--- Data lines ---
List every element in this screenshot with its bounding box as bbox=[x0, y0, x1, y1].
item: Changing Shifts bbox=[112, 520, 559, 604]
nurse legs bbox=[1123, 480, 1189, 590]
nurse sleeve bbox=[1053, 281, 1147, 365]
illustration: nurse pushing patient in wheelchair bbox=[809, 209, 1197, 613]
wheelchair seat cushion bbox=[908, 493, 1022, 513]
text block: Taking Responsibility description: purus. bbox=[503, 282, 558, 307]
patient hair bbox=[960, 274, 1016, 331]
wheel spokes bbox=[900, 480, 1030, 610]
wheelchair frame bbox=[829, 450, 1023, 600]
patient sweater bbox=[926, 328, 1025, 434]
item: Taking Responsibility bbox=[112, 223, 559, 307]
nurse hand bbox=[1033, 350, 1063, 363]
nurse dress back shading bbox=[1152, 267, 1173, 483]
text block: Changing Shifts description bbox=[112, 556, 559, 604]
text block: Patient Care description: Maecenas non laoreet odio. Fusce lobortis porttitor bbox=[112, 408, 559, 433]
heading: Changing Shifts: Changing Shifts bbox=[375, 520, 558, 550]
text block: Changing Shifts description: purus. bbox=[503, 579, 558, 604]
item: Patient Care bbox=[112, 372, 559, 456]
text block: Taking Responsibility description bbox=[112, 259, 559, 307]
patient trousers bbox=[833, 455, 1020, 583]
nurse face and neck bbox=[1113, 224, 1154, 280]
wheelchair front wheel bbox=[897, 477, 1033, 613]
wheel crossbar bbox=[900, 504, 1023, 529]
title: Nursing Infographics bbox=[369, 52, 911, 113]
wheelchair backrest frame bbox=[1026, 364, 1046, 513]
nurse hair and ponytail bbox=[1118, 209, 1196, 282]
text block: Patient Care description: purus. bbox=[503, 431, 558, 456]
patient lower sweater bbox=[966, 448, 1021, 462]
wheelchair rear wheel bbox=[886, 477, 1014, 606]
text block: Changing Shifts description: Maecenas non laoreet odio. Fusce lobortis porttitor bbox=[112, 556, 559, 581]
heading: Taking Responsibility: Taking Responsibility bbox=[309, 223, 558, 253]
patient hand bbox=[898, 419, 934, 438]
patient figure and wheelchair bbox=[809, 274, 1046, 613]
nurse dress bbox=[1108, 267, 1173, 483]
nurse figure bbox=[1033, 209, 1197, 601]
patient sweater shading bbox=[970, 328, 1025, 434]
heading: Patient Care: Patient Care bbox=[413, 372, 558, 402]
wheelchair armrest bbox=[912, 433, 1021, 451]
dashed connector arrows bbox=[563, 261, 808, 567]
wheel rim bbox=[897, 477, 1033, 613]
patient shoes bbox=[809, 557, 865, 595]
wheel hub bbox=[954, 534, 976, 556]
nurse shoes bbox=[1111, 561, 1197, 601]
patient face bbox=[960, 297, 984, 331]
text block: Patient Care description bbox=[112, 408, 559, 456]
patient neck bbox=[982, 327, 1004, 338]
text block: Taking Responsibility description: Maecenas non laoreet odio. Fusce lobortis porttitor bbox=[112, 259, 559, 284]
---
> What you will do: Copy the lines of the records verbatim, starting at the first line and ending at the line that contains "patient lower sweater", with both of those lines included.

> Written answer:
List every element in this screenshot with its bounding box as bbox=[x0, y0, x1, y1].
item: Changing Shifts bbox=[112, 520, 559, 604]
nurse legs bbox=[1123, 480, 1189, 590]
nurse sleeve bbox=[1053, 281, 1147, 365]
illustration: nurse pushing patient in wheelchair bbox=[809, 209, 1197, 613]
wheelchair seat cushion bbox=[908, 493, 1022, 513]
text block: Taking Responsibility description: purus. bbox=[503, 282, 558, 307]
patient hair bbox=[960, 274, 1016, 331]
wheel spokes bbox=[900, 480, 1030, 610]
wheelchair frame bbox=[829, 450, 1023, 600]
patient sweater bbox=[926, 328, 1025, 434]
item: Taking Responsibility bbox=[112, 223, 559, 307]
nurse hand bbox=[1033, 350, 1063, 363]
nurse dress back shading bbox=[1152, 267, 1173, 483]
text block: Changing Shifts description bbox=[112, 556, 559, 604]
text block: Patient Care description: Maecenas non laoreet odio. Fusce lobortis porttitor bbox=[112, 408, 559, 433]
heading: Changing Shifts: Changing Shifts bbox=[375, 520, 558, 550]
text block: Changing Shifts description: purus. bbox=[503, 579, 558, 604]
item: Patient Care bbox=[112, 372, 559, 456]
text block: Taking Responsibility description bbox=[112, 259, 559, 307]
patient trousers bbox=[833, 455, 1020, 583]
nurse face and neck bbox=[1113, 224, 1154, 280]
wheelchair front wheel bbox=[897, 477, 1033, 613]
wheel crossbar bbox=[900, 504, 1023, 529]
title: Nursing Infographics bbox=[369, 52, 911, 113]
wheelchair backrest frame bbox=[1026, 364, 1046, 513]
nurse hair and ponytail bbox=[1118, 209, 1196, 282]
text block: Patient Care description: purus. bbox=[503, 431, 558, 456]
patient lower sweater bbox=[966, 448, 1021, 462]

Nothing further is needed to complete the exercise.